═══ DATA
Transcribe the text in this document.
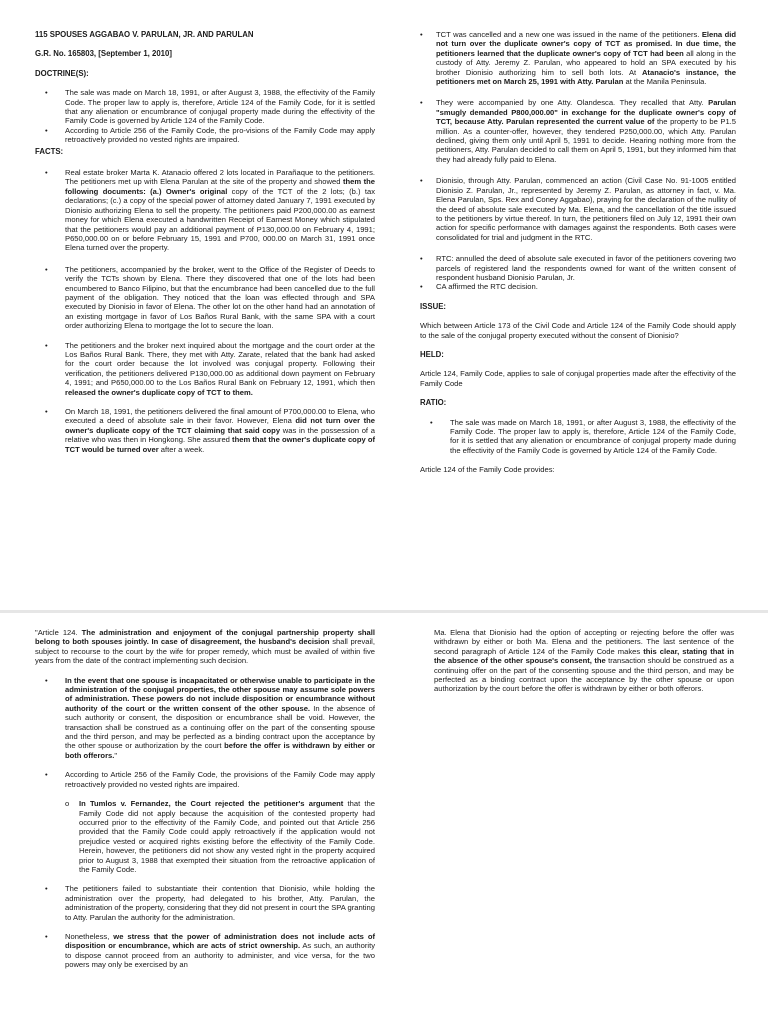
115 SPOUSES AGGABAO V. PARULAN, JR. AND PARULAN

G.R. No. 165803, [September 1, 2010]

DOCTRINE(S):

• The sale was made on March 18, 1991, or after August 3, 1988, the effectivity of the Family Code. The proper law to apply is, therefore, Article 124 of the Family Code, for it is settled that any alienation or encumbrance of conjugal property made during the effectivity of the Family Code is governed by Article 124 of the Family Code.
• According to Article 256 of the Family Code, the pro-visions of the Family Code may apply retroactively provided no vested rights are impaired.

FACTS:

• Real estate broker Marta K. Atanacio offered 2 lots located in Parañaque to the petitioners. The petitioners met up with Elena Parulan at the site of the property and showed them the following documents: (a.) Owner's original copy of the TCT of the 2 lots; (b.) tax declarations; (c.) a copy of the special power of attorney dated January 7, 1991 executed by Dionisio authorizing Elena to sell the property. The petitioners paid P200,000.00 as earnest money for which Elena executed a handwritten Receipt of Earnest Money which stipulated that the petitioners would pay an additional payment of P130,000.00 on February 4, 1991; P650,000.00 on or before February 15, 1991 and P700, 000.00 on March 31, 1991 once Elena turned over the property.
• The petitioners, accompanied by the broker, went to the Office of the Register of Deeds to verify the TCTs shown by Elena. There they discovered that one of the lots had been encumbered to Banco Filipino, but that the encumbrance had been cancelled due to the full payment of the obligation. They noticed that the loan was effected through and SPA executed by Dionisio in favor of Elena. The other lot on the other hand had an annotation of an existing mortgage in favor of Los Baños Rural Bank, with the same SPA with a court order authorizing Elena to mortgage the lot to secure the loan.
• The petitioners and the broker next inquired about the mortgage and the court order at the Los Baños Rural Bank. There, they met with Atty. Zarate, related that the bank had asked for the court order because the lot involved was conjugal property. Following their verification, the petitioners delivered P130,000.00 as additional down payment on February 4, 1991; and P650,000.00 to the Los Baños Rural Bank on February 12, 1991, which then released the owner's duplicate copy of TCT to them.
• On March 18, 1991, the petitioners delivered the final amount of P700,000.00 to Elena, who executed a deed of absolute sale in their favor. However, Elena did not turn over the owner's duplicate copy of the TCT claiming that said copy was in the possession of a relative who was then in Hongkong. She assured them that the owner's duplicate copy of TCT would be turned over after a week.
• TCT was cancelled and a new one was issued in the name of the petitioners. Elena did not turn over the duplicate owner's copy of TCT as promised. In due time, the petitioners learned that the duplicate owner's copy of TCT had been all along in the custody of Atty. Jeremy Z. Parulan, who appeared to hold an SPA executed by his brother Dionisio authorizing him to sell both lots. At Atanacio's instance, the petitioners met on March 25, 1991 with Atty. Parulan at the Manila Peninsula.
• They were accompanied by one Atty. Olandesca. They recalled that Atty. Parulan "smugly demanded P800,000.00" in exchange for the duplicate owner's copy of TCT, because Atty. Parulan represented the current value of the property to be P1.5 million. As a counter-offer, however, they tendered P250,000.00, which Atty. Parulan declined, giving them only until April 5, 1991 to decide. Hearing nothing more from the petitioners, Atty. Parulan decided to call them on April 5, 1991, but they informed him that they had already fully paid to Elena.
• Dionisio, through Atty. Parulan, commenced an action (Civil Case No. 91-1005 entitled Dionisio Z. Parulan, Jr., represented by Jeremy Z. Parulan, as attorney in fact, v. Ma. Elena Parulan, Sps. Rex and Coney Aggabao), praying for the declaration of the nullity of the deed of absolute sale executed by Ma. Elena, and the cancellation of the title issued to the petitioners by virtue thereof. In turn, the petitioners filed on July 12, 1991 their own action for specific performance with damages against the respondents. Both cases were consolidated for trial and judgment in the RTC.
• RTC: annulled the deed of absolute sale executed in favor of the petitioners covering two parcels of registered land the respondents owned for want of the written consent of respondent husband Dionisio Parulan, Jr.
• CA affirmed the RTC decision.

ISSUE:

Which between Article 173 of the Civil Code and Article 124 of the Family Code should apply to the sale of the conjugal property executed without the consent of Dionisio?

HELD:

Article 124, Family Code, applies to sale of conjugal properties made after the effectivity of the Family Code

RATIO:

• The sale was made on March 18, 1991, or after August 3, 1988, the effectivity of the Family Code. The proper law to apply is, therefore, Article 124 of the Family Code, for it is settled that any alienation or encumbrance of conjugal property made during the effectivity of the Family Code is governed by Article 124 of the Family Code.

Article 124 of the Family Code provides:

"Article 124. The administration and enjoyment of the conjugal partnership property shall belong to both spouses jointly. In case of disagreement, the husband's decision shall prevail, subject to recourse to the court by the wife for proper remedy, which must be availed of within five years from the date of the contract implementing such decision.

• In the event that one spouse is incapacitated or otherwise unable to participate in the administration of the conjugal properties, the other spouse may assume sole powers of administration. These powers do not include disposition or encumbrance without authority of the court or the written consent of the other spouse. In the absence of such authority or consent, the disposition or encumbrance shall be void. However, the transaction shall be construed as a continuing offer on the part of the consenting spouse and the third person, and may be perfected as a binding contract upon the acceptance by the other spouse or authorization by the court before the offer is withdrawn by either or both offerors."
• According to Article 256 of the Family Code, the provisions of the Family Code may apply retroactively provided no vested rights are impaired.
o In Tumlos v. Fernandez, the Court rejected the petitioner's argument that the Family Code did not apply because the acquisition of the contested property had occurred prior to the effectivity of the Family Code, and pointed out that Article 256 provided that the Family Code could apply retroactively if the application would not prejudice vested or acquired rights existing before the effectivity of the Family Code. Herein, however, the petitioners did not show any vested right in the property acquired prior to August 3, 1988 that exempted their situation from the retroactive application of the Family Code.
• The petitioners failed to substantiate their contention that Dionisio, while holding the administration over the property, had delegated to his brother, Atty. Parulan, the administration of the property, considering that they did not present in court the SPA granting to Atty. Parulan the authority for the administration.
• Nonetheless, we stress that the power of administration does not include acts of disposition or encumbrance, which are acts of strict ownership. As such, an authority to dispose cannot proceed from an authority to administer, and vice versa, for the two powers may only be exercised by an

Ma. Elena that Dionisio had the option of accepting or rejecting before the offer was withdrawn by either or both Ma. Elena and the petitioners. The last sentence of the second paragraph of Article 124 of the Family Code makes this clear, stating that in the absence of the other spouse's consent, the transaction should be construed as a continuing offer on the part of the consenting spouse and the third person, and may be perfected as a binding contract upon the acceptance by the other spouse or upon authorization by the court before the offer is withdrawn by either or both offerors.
══════
═══ DATA
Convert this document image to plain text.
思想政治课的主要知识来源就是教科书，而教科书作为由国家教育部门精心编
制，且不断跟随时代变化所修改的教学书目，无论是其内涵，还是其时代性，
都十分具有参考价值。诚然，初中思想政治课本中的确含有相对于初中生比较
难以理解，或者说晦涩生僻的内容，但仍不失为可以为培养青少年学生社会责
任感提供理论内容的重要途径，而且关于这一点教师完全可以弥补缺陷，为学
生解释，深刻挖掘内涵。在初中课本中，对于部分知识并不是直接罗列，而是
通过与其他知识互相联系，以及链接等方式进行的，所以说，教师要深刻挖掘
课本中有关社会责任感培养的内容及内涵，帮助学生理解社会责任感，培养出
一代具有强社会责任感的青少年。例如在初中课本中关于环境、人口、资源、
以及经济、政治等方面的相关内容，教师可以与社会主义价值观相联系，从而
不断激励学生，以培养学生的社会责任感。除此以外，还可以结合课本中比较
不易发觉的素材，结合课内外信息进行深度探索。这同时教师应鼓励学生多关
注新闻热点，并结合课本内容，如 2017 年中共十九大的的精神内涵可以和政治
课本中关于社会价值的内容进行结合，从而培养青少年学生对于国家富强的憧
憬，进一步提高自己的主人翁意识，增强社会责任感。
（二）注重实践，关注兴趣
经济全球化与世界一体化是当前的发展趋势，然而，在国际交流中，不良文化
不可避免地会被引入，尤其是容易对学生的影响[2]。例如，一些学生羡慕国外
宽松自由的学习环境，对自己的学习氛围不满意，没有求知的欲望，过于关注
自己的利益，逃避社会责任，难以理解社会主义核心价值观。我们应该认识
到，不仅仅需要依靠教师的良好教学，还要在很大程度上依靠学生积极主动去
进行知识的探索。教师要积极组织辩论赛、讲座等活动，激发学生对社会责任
══════
● **TASK BRIEF**:
From the records, copy every line that has the string "According" in it.

● **REPLY TO THE EXERCISE**:
• According to Article 256 of the Family Code, the pro-visions of the Family Code may apply retroactively provided no vested rights are impaired.
• According to Article 256 of the Family Code, the provisions of the Family Code may apply retroactively provided no vested rights are impaired.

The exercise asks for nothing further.